→ 原文:
- - -

それはやっぱり、名前のつかない仕事ばっかりやって
心配してこなかったのがぼくだから。
松尾スズキさんは、ぼくの若いときの仕事を見ていて
「ああいう大人になりたいなぁ」って
思ってくれていたんですって。
要するに、たのしそうだったみたい。
夢眠
わかります。
糸井さんってなんか謎の大人ですよね。
もちろんコピーライターですとか、
お仕事としてはわかりますけど、
たのしそうなことをあまりにもしすぎていて。
糸井
そう思ってもらえたらいいなと思ってますね。
ぼくもそうだったし、
横尾忠則さんだって「画家」って宣言してるけど、
名前もわかんないことをずーっとやってきた人だし。
赤瀬川原平さんも芥川賞を受賞したから
「作家」っていう肩書になってるけど、
やっぱり、何している人かはわかんない。

夢眠
はい、わかりません。
糸井
わかんないところにいても、
ぼくらは平気でいるんです。
夢眠
でも、今の若い子たちって
「何かになんなきゃいけない」って言われ続けて、
うぇーんってなってますよね。
糸井
ねむさんは大丈夫だったの?
親からのプレッシャーとか。
夢眠
わたしは大丈夫でしたね。
美術を学ぶ学校に入れてくれたんで、
「せっかくだし、なんかつくっててほしいな」
と言われていたぐらい。
画家とかデザイナーになれ! じゃなくて。
だから「なんか」をつくり続けているんです。
糸井
いきなり「なんか」って言われてもねぇ。
たとえばお店に新しく入ったアルバイトの子が
「なんかつくって」って言われたら、
何していいかわかんなくて混乱しますよね。
ねむさんは「はい」って言えたんだ。
夢眠
「なんかをつくればいいじゃん!」って
思っちゃうんですよね、わたし。
糸井
その「なんか」に名前があろうがなかろうが、
「はい」って言っちゃった人生なんだ。
夢眠
「なんか」をつくることに関しては、
得意分野なんだと思うんですよ。
たとえば、走るのが速い人が遅い人に対して、
なんでそんな簡単なことできないの? って
イラついちゃうことってありますよね。
わたしは「なんか」をつくろうとしない人に
腹立っちゃうことがあって。
糸井
ねむさんのご両親が言った、
「なんかをつくってる人でありなさい」
っていう設定自体がいい加減でいいよね。
夢眠
そう、「なんか」でいいんですよ。
糸井
「つくる」ってことばのほうに
意味が強かったんでしょうね。
家でも実際に「なんか」をつくってたの?
夢眠
小学校低学年でしたかね、
初めて筆ペンを手に入れたときに、
日めくりの絵をわたしが描いていたんです。

- - -

→ 課題の目的: 「なんか」をつくることをめぐる対談を、最後の文のあとから続けてください。 以下の項目は、「なんか」をつくることをめぐる対談とは関係がない。

→ 提示情報:
- - -

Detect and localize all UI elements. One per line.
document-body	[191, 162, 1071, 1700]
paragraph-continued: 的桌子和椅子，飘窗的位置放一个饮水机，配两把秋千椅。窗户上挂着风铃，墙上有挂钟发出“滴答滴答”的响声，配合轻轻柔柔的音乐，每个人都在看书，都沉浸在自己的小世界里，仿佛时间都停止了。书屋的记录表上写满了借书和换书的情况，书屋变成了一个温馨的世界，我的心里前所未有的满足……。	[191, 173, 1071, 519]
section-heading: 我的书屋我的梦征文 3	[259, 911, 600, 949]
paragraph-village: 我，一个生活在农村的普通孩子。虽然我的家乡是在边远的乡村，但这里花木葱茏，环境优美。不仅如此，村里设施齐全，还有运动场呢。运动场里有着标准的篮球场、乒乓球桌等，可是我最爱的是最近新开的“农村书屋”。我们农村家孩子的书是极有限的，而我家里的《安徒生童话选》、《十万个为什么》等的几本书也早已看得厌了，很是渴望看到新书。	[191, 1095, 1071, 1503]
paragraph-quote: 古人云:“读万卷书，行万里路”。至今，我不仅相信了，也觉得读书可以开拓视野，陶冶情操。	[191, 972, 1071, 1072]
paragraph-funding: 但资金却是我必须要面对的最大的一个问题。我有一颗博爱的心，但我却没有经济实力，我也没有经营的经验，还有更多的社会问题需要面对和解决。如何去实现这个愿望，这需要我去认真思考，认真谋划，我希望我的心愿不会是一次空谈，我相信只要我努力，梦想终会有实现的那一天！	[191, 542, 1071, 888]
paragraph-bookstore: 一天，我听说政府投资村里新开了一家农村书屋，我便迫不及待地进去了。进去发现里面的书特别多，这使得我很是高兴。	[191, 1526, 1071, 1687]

- - -

→ 想定解答:
おじいちゃんとおばあちゃんを題材にした
しぶ~~い日めくりでした。
実家が魚屋なので、おじいちゃんおばあちゃんの
お客さんが多かったからウケがよかったんですよ。
その日めくりが、かなり増刷されまして。

糸井
それは手作りで?
夢眠
そうそう、手作りの日めくりを配ったんです。
母の中で、こどもがつくったものが
好評だったのが喜びとして残っていたんですかね。
その思い出があったから、
「誰かが喜んでくれるものをつくったら?」
という意味で言ってくれたのかな。
糸井
そのころから名前のないものを
つくることがはじまっていたんですね。
思えば「アイドル」ってことばも、
何をするか表してないですよね。
夢眠
そう、だから今のアイドルの子たちも
悩んでいるんですよ。
糸井
アイドルって偶像だもんね。
旧約聖書でいう金の子牛なんですよ。
神の代わりに崇められていた象徴で、
崇める対象は金の牛でもいいし、
踊る子たちでもいいし、
なんでもワーワーできたらいいんですよね。
夢眠
そういうことですね。
だからわたし、山でいようと思って。
糸井
山!?
夢眠
みんな、富士山のことすごく好きじゃないですか。
だから、富士山になれたらいいなぁって。
糸井
はぁーっ。
夢眠
わたし、他のメンバーより大きくて
170センチあったんで、
誰よりも山に近かったんです。
そのおかげで最初に見つけてもらえるんですよ。
初めてステージを見た人でも、
人混みの中でわたしの頭だけが
ヒョコヒョコヒョコって見えてる、みたいな。
糸井
あ、ぼくもYouTubeで見て、
ねむさんは見つけやすいって思ったもん。
夢眠
ですよね。だからわたしは、
持って生まれた身長のおかげで山になれました。

糸井
ねむさんが憧れた富士山だって、
持って生まれた身長のおかげですよね。
夢眠
そうそう、そうなんですよ。
山ってなんでもないようでいて、
みんなが拝む力ですごいものに見えますよね。
静岡とか山梨に住んでいるかたはきっと
富士山を見て「今日も頑張ろう」みたいに
思っているんじゃないでしょうか。
糸井
新幹線に乗っている人たちも
「そろそろ見える!」って眺めますもんね。
夢眠
富士山の周りにいる人の思いを乗せて、
より大事なものになったんでしょうね。
糸井
『富嶽百景』とか富士山を題材にした人たちは
過去にいっぱいいますけど、
富士山を擬人化した人は、
ぼくが知っているので2人目です。
夢眠
ああ、1番にはなれなかったかぁーっ。
1人目は誰なんですか?
糸井
1番はわたくしです。
夢眠
せ、せんせいーっ!!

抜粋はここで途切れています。